▸ WORK REQUIRED: Give the count of lines that include the string "公益一定要做". Add nothing to it.
BEGIN INFORMATION SUPPLIED
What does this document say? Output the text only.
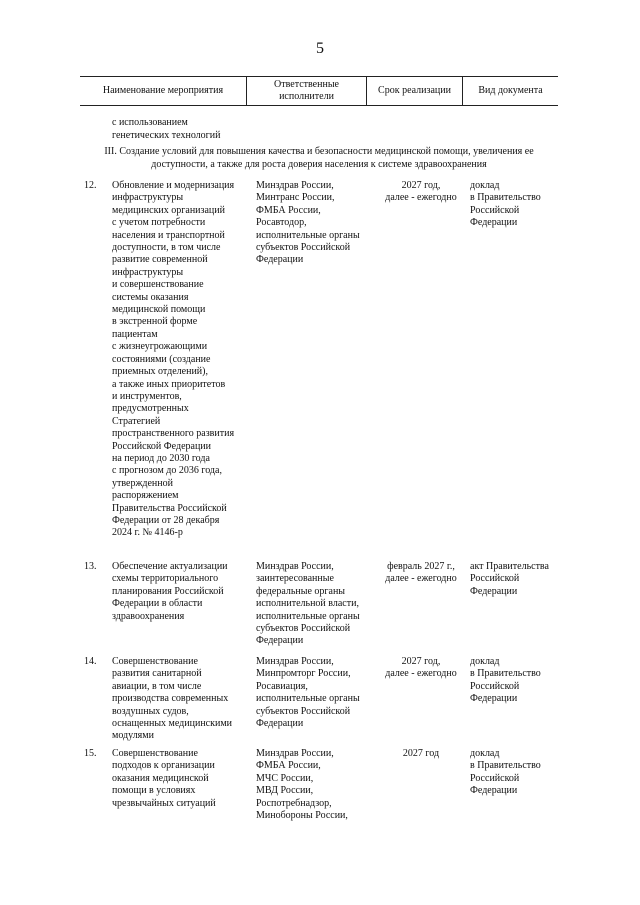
5
Наименование мероприятия
Ответственные
исполнители
Срок реализации	Вид документа
с использованием
генетических технологий
III. Создание условий для повышения качества и безопасности медицинской помощи, увеличения ее доступности, а также для роста доверия населения к системе здравоохранения
12. Обновление и модернизация
инфраструктуры
медицинских организаций
с учетом потребности
населения и транспортной
доступности, в том числе
развитие современной
инфраструктуры
и совершенствование
системы оказания
медицинской помощи
в экстренной форме
пациентам
с жизнеугрожающими
состояниями (создание
приемных отделений),
а также иных приоритетов
и инструментов,
предусмотренных
Стратегией
пространственного развития
Российской Федерации
на период до 2030 года
с прогнозом до 2036 года,
утвержденной
распоряжением
Правительства Российской
Федерации от 28 декабря
2024 г. № 4146-р
Минздрав России,
Минтранс России,
ФМБА России,
Росавтодор,
исполнительные органы
субъектов Российской
Федерации
2027 год,
далее - ежегодно
доклад
в Правительство
Российской
Федерации
13. Обеспечение актуализации
схемы территориального
планирования Российской
Федерации в области
здравоохранения
Минздрав России,
заинтересованные
федеральные органы
исполнительной власти,
исполнительные органы
субъектов Российской
Федерации
февраль 2027 г.,
далее - ежегодно
акт Правительства
Российской
Федерации
14. Совершенствование
развития санитарной
авиации, в том числе
производства современных
воздушных судов,
оснащенных медицинскими
модулями
Минздрав России,
Минпромторг России,
Росавиация,
исполнительные органы
субъектов Российской
Федерации
2027 год,
далее - ежегодно
доклад
в Правительство
Российской
Федерации
15. Совершенствование
подходов к организации
оказания медицинской
помощи в условиях
чрезвычайных ситуаций
Минздрав России,
ФМБА России,
МЧС России,
МВД России,
Роспотребнадзор,
Минобороны России,
2027 год	доклад
в Правительство
Российской
Федерации
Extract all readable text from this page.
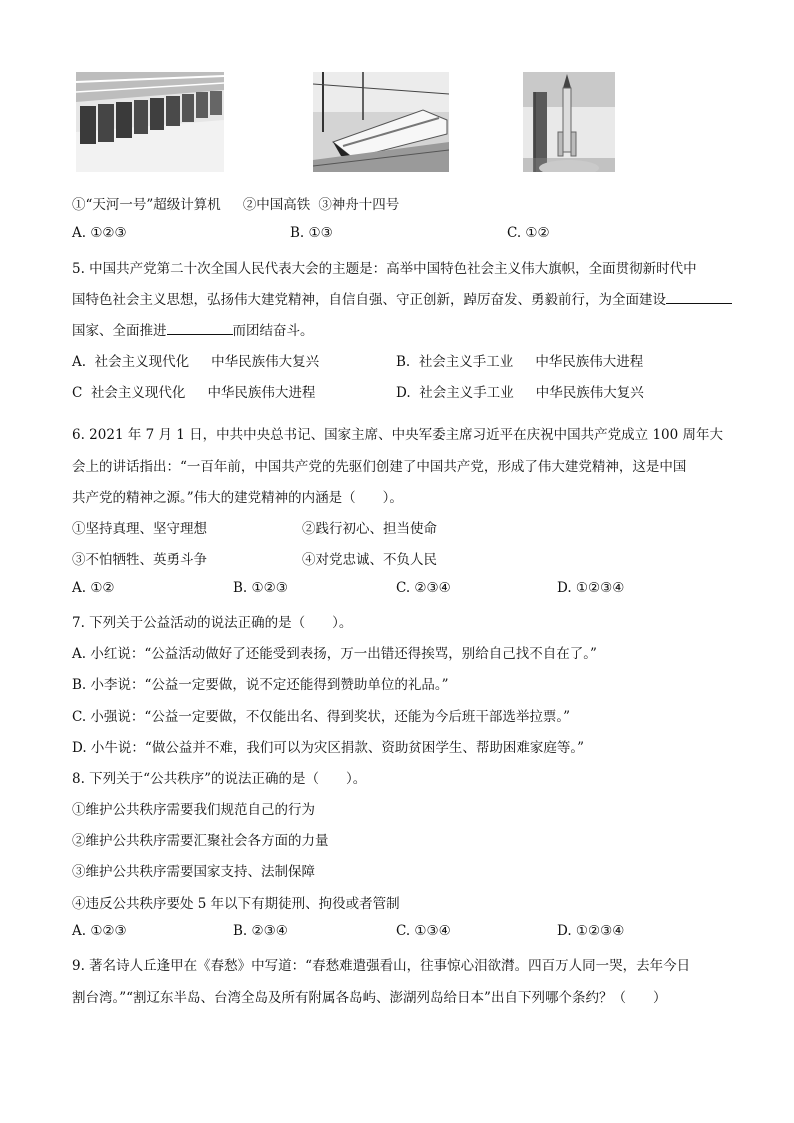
①“天河一号”超级计算机 ②中国高铁 ③神舟十四号
A. ①②③	B. ①③	C. ①②
5. 中国共产党第二十次全国人民代表大会的主题是：高举中国特色社会主义伟大旗帜，全面贯彻新时代中
国特色社会主义思想，弘扬伟大建党精神，自信自强、守正创新，踔厉奋发、勇毅前行，为全面建设
国家、全面推进	而团结奋斗。
A. 社会主义现代化 中华民族伟大复兴	B. 社会主义手工业 中华民族伟大进程
C 社会主义现代化 中华民族伟大进程	D. 社会主义手工业 中华民族伟大复兴
6. 2021 年 7 月 1 日，中共中央总书记、国家主席、中央军委主席习近平在庆祝中国共产党成立 100 周年大
会上的讲话指出：“一百年前，中国共产党的先驱们创建了中国共产党，形成了伟大建党精神，这是中国
共产党的精神之源。”伟大的建党精神的内涵是（　　）。
①坚持真理、坚守理想	②践行初心、担当使命
③不怕牺牲、英勇斗争	④对党忠诚、不负人民
A. ①②	B. ①②③	C. ②③④	D. ①②③④
7. 下列关于公益活动的说法正确的是（　　）。
A. 小红说：“公益活动做好了还能受到表扬，万一出错还得挨骂，别给自己找不自在了。”
B. 小李说：“公益一定要做，说不定还能得到赞助单位的礼品。”
C. 小强说：“公益一定要做，不仅能出名、得到奖状，还能为今后班干部选举拉票。”
D. 小牛说：“做公益并不难，我们可以为灾区捐款、资助贫困学生、帮助困难家庭等。”
8. 下列关于“公共秩序”的说法正确的是（　　）。
①维护公共秩序需要我们规范自己的行为
②维护公共秩序需要汇聚社会各方面的力量
③维护公共秩序需要国家支持、法制保障
④违反公共秩序要处 5 年以下有期徒刑、拘役或者管制
A. ①②③	B. ②③④	C. ①③④	D. ①②③④
9. 著名诗人丘逢甲在《春愁》中写道：“春愁难遣强看山，往事惊心泪欲潸。四百万人同一哭，去年今日
割台湾。”“割辽东半岛、台湾全岛及所有附属各岛屿、澎湖列岛给日本”出自下列哪个条约？（　　）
END INFORMATION SUPPLIED
▸ ANSWER TO THIS EXERCISE: 2